#### TASK:
Identify the lines that contain the word "Coherent" and copy each one.

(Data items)
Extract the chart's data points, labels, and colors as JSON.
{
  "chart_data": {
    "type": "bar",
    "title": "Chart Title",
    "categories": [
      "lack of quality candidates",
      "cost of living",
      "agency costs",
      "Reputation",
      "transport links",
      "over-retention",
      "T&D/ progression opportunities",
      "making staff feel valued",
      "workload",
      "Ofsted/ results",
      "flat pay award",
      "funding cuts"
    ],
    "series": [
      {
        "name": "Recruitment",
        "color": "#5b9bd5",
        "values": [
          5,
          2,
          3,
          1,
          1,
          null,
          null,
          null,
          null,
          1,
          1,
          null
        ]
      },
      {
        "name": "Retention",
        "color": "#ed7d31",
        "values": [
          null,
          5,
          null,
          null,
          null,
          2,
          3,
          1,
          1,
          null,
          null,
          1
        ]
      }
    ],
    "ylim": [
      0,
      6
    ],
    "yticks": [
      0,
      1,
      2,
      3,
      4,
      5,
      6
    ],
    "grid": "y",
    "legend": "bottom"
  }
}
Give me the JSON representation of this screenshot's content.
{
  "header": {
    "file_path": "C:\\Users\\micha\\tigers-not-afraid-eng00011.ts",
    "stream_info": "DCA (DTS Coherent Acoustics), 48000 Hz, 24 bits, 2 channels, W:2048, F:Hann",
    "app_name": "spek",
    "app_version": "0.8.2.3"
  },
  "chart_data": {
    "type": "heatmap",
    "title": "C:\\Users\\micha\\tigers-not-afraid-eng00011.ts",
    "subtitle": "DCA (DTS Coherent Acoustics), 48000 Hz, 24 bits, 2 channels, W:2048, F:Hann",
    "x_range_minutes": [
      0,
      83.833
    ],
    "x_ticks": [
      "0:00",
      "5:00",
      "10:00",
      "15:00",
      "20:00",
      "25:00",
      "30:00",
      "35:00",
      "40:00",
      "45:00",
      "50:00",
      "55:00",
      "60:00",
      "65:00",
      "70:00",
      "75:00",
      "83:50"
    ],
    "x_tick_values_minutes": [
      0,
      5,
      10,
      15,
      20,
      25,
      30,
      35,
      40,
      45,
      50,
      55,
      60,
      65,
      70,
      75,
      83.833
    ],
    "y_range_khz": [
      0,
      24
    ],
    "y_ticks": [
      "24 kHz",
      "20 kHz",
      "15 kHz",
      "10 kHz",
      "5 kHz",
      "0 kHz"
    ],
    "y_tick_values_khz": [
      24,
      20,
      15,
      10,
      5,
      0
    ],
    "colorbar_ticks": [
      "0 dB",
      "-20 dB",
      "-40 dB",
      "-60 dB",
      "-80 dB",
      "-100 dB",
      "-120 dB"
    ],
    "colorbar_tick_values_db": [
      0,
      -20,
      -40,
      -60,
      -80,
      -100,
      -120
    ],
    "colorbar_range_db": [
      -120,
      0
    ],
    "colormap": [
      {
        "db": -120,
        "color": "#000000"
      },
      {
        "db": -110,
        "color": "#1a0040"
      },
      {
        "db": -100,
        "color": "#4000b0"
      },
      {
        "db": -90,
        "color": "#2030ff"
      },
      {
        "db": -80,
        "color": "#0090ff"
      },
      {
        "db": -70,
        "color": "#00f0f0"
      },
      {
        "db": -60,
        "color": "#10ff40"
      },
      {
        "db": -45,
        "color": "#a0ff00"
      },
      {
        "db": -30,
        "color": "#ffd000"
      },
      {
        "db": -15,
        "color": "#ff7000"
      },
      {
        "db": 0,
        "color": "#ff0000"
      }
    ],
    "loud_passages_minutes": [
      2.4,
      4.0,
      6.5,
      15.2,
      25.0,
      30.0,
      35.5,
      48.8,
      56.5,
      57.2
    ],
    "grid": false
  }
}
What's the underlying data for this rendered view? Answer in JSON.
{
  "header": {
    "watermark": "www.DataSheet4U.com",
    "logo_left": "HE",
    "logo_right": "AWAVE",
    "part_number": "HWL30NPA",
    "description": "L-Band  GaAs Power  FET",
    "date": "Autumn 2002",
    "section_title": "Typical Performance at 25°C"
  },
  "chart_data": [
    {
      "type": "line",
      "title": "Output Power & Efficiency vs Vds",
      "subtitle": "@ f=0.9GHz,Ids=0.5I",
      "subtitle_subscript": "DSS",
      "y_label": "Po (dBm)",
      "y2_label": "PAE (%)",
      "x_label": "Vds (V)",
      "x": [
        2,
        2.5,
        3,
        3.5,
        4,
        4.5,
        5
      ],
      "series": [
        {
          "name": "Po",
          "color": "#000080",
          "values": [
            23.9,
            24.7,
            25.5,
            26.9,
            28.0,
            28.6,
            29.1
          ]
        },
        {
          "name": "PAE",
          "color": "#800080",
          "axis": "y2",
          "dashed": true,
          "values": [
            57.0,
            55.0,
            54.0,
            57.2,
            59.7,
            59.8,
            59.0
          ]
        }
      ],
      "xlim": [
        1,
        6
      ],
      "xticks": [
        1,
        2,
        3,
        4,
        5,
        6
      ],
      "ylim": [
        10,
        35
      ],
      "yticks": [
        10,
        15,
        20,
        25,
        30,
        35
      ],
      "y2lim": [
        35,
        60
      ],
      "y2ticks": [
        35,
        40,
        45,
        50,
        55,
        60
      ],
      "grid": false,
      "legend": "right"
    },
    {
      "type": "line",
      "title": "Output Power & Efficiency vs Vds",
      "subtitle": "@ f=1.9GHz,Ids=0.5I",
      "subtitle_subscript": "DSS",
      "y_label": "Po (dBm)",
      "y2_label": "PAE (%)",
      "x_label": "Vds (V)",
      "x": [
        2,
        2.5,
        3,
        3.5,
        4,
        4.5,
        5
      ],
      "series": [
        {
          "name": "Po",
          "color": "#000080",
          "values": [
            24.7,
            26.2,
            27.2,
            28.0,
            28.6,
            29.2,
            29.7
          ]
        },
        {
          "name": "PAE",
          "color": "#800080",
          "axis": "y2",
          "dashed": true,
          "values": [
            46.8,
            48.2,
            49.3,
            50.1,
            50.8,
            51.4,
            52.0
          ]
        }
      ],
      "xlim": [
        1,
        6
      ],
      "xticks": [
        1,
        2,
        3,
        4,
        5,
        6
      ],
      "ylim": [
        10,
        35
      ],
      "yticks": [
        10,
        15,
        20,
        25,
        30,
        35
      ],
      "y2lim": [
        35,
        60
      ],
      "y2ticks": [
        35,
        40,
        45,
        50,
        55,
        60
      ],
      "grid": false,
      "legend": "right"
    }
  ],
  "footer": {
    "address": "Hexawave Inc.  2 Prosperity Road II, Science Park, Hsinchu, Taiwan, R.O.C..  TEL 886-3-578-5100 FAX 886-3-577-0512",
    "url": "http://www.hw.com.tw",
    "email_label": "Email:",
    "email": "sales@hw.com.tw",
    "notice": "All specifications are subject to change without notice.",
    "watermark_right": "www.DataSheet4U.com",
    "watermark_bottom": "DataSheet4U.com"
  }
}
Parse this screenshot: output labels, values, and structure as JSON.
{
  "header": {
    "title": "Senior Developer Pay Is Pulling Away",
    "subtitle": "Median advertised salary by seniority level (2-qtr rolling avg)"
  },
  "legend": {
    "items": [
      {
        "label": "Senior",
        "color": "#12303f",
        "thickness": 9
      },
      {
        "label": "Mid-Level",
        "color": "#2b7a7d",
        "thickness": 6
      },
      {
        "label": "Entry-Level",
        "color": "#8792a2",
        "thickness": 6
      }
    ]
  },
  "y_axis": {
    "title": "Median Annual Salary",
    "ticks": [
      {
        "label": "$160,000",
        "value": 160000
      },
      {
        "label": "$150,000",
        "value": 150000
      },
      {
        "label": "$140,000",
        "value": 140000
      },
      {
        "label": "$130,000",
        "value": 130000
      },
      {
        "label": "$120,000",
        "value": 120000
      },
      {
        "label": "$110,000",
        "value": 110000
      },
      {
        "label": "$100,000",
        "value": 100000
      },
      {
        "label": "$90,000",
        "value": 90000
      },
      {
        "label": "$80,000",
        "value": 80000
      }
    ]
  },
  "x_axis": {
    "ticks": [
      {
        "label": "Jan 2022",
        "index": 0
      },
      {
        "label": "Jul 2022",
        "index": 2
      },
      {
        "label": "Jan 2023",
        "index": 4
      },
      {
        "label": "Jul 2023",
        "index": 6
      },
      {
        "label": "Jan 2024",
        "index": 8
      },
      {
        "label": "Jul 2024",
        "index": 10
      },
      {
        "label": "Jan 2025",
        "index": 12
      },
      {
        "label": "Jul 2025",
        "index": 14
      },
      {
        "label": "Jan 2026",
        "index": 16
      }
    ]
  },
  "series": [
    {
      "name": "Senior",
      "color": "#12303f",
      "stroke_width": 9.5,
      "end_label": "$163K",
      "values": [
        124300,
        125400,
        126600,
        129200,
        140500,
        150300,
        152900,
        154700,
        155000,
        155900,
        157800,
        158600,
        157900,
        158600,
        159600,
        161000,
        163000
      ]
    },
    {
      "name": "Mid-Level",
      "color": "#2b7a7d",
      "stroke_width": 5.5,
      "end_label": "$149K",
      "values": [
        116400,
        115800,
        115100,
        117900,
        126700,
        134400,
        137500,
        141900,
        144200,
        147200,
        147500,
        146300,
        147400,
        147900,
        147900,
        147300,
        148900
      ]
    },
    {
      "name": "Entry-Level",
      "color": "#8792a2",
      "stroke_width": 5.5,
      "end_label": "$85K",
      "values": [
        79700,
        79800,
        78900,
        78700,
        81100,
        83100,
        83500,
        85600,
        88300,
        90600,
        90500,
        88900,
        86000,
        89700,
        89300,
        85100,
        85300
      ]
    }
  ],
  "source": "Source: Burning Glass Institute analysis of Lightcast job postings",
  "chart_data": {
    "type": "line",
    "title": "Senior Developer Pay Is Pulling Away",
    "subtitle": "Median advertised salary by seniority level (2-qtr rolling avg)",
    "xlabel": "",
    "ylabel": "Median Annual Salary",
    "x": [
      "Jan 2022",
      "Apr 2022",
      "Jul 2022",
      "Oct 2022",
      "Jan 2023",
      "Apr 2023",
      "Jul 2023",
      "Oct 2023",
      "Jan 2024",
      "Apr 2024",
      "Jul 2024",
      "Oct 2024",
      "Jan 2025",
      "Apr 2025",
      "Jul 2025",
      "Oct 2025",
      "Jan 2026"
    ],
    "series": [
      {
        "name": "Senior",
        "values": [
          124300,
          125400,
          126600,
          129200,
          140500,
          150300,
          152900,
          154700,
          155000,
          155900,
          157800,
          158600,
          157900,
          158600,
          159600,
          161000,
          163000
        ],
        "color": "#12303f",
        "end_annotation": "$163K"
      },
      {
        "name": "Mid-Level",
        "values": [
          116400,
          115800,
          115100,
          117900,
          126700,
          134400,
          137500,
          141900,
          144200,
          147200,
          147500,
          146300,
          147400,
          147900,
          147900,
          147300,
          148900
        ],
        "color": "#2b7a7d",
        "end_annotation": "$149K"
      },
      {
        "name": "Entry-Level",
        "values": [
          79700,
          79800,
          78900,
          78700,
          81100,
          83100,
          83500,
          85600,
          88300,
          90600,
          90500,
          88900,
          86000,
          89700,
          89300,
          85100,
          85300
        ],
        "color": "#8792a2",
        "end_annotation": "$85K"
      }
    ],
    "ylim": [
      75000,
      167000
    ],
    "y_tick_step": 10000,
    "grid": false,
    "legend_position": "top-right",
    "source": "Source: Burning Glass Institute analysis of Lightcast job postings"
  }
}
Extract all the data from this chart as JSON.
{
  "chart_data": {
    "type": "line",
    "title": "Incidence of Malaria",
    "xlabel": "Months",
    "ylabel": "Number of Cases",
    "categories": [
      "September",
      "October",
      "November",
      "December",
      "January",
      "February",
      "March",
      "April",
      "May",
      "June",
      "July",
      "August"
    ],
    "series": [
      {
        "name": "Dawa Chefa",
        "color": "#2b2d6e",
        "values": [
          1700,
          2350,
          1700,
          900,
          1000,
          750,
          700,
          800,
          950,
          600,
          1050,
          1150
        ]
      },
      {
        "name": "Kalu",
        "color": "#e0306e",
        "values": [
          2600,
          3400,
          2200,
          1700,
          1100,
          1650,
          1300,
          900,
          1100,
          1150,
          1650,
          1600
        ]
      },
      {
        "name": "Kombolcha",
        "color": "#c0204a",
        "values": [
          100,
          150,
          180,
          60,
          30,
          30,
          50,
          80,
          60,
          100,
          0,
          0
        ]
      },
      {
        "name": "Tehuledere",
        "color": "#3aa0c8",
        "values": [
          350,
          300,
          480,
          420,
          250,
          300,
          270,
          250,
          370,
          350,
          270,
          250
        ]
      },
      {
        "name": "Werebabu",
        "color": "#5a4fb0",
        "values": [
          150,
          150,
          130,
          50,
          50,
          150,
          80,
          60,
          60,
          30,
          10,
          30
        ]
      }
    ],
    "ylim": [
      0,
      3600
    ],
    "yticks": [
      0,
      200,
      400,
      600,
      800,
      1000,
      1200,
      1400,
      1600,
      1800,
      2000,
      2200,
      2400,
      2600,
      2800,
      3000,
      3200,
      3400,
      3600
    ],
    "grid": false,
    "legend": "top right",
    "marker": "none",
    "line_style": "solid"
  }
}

#### RESPONSE TO THE TASK:
    "stream_info": "DCA (DTS Coherent Acoustics), 48000 Hz, 24 bits, 2 channels, W:2048, F:Hann",
    "subtitle": "DCA (DTS Coherent Acoustics), 48000 Hz, 24 bits, 2 channels, W:2048, F:Hann",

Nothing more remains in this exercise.